━━━━━ Task data ━━━━━
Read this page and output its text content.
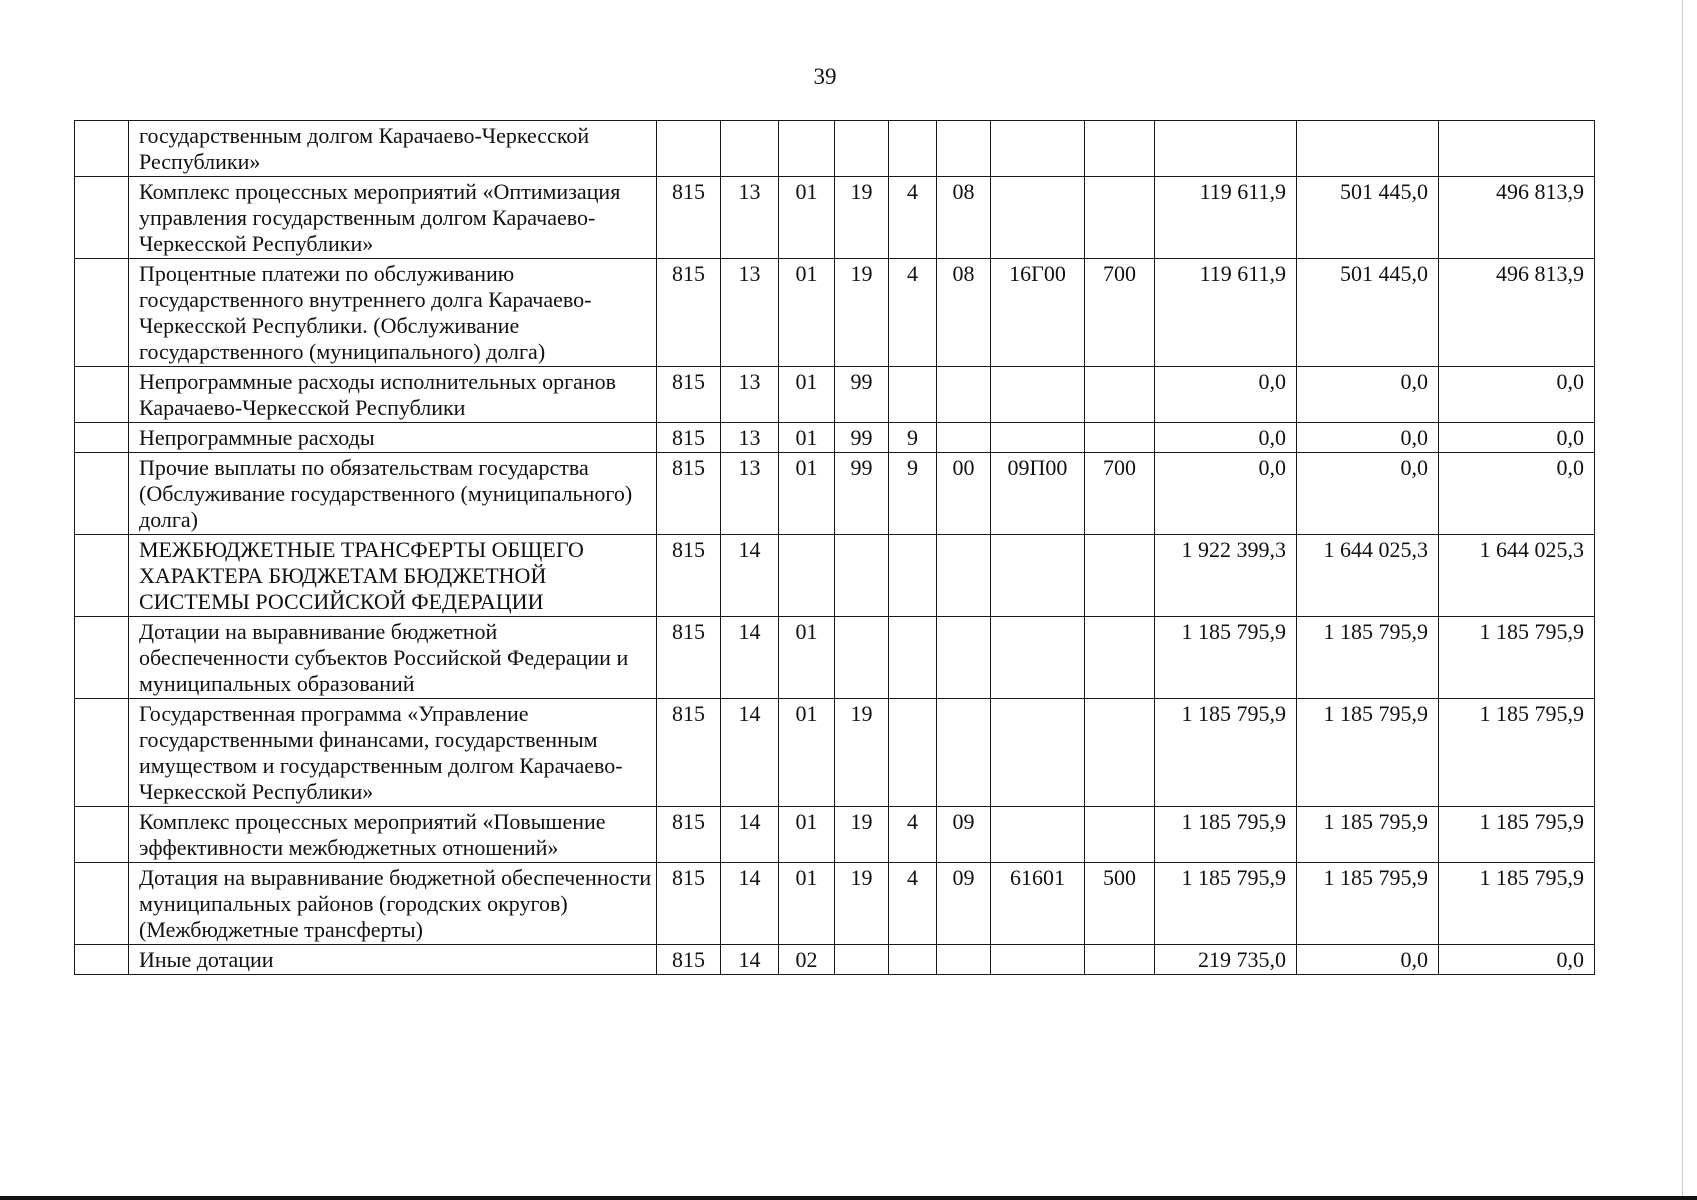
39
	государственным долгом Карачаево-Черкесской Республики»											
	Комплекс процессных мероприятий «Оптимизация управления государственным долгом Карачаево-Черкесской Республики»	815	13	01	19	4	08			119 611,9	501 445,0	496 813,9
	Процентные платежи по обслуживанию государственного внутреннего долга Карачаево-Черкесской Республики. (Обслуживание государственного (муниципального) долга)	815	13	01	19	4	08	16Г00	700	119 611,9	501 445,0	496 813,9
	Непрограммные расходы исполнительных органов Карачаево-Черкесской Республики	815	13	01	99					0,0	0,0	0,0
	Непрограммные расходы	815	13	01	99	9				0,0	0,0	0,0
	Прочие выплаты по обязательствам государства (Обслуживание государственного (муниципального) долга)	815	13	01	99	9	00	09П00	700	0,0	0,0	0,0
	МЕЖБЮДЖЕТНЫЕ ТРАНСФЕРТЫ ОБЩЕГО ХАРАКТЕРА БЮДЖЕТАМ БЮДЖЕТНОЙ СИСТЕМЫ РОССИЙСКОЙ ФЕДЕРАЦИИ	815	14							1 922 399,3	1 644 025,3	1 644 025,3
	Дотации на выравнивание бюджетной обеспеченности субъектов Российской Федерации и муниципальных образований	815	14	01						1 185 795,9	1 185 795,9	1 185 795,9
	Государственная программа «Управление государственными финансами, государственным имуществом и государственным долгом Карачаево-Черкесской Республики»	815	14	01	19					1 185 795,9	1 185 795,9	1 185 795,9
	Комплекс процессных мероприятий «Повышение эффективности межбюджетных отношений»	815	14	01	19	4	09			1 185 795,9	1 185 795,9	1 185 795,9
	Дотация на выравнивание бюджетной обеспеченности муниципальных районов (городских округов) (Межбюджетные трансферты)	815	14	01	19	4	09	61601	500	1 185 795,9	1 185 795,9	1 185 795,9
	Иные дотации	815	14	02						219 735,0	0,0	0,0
━━━━━
━━━━━ Task data ━━━━━
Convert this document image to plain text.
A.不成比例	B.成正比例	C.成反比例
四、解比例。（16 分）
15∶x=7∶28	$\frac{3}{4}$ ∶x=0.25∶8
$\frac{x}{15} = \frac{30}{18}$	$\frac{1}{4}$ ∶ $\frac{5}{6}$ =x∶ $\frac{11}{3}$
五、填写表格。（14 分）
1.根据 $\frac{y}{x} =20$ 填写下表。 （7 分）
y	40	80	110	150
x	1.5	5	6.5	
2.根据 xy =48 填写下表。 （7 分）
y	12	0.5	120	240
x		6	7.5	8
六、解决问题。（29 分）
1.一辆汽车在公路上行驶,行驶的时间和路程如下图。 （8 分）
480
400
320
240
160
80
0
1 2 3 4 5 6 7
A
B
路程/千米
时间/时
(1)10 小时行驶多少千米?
━━━━━
- [The task]
Copy all lines from the material that include "государственного".

- [Exercise answer]
	Процентные платежи по обслуживанию государственного внутреннего долга Карачаево-Черкесской Республики. (Обслуживание государственного (муниципального) долга)	815	13	01	19	4	08	16Г00	700	119 611,9	501 445,0	496 813,9
	Прочие выплаты по обязательствам государства (Обслуживание государственного (муниципального) долга)	815	13	01	99	9	00	09П00	700	0,0	0,0	0,0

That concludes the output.